**Problem description:**
Restate each of the lines given below, word for word.

**Given data:**
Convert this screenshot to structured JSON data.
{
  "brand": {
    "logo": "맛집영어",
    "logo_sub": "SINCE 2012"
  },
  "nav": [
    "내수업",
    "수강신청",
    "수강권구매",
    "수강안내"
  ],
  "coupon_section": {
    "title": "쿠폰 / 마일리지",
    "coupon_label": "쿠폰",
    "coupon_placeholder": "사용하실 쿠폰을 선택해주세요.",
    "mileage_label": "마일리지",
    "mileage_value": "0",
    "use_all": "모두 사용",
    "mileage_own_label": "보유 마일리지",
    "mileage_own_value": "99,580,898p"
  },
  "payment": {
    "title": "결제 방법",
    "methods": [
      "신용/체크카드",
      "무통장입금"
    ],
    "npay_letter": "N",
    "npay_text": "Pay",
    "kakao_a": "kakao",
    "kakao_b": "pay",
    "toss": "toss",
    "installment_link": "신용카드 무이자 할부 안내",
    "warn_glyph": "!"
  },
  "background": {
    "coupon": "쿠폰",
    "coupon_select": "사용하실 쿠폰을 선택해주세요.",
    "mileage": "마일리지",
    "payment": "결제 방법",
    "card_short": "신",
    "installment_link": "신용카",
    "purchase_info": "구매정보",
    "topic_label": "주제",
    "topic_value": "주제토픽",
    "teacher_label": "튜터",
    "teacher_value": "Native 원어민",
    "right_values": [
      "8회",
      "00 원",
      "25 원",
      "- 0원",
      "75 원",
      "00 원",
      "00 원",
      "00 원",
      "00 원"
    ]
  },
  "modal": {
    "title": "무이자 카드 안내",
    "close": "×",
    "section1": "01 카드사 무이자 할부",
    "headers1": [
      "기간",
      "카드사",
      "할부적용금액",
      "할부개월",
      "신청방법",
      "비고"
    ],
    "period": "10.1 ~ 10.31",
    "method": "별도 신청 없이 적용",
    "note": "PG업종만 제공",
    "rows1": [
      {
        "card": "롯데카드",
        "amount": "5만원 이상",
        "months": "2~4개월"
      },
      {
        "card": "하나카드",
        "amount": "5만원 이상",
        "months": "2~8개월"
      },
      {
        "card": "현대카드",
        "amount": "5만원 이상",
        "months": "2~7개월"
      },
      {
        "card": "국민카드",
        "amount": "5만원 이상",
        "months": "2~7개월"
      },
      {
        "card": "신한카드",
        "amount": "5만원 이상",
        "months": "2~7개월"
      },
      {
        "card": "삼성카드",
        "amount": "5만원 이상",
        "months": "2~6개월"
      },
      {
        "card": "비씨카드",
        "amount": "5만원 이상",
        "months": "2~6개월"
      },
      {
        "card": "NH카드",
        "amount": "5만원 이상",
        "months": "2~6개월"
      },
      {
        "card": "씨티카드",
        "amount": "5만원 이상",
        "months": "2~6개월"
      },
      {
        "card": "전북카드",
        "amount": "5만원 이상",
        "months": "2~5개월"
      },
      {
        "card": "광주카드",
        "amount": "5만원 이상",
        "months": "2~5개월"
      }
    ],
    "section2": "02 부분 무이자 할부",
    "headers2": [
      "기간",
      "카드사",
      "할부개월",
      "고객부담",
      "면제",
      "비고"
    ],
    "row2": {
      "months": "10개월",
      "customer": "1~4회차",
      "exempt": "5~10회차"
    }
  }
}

**Solution:**
Convert this screenshot to structured JSON data.
{
  "brand": {
    "logo": "맛집영어",
    "logo_sub": "SINCE 2012"
  },
  "nav": [
    "내수업",
    "수강신청",
    "수강권구매",
    "수강안내"
  ],
  "coupon_section": {
    "title": "쿠폰 / 마일리지",
    "coupon_label": "쿠폰",
    "coupon_placeholder": "사용하실 쿠폰을 선택해주세요.",
    "mileage_label": "마일리지",
    "mileage_value": "0",
    "use_all": "모두 사용",
    "mileage_own_label": "보유 마일리지",
    "mileage_own_value": "99,580,898p"
  },
  "payment": {
    "title": "결제 방법",
    "methods": [
      "신용/체크카드",
      "무통장입금"
    ],
    "npay_letter": "N",
    "npay_text": "Pay",
    "kakao_a": "kakao",
    "kakao_b": "pay",
    "toss": "toss",
    "installment_link": "신용카드 무이자 할부 안내",
    "warn_glyph": "!"
  },
  "background": {
    "coupon": "쿠폰",
    "coupon_select": "사용하실 쿠폰을 선택해주세요.",
    "mileage": "마일리지",
    "payment": "결제 방법",
    "card_short": "신",
    "installment_link": "신용카",
    "purchase_info": "구매정보",
    "topic_label": "주제",
    "topic_value": "주제토픽",
    "teacher_label": "튜터",
    "teacher_value": "Native 원어민",
    "right_values": [
      "8회",
      "00 원",
      "25 원",
      "- 0원",
      "75 원",
      "00 원",
      "00 원",
      "00 원",
      "00 원"
    ]
  },
  "modal": {
    "title": "무이자 카드 안내",
    "close": "×",
    "section1": "01 카드사 무이자 할부",
    "headers1": [
      "기간",
      "카드사",
      "할부적용금액",
      "할부개월",
      "신청방법",
      "비고"
    ],
    "period": "10.1 ~ 10.31",
    "method": "별도 신청 없이 적용",
    "note": "PG업종만 제공",
    "rows1": [
      {
        "card": "롯데카드",
        "amount": "5만원 이상",
        "months": "2~4개월"
      },
      {
        "card": "하나카드",
        "amount": "5만원 이상",
        "months": "2~8개월"
      },
      {
        "card": "현대카드",
        "amount": "5만원 이상",
        "months": "2~7개월"
      },
      {
        "card": "국민카드",
        "amount": "5만원 이상",
        "months": "2~7개월"
      },
      {
        "card": "신한카드",
        "amount": "5만원 이상",
        "months": "2~7개월"
      },
      {
        "card": "삼성카드",
        "amount": "5만원 이상",
        "months": "2~6개월"
      },
      {
        "card": "비씨카드",
        "amount": "5만원 이상",
        "months": "2~6개월"
      },
      {
        "card": "NH카드",
        "amount": "5만원 이상",
        "months": "2~6개월"
      },
      {
        "card": "씨티카드",
        "amount": "5만원 이상",
        "months": "2~6개월"
      },
      {
        "card": "전북카드",
        "amount": "5만원 이상",
        "months": "2~5개월"
      },
      {
        "card": "광주카드",
        "amount": "5만원 이상",
        "months": "2~5개월"
      }
    ],
    "section2": "02 부분 무이자 할부",
    "headers2": [
      "기간",
      "카드사",
      "할부개월",
      "고객부담",
      "면제",
      "비고"
    ],
    "row2": {
      "months": "10개월",
      "customer": "1~4회차",
      "exempt": "5~10회차"
    }
  }
}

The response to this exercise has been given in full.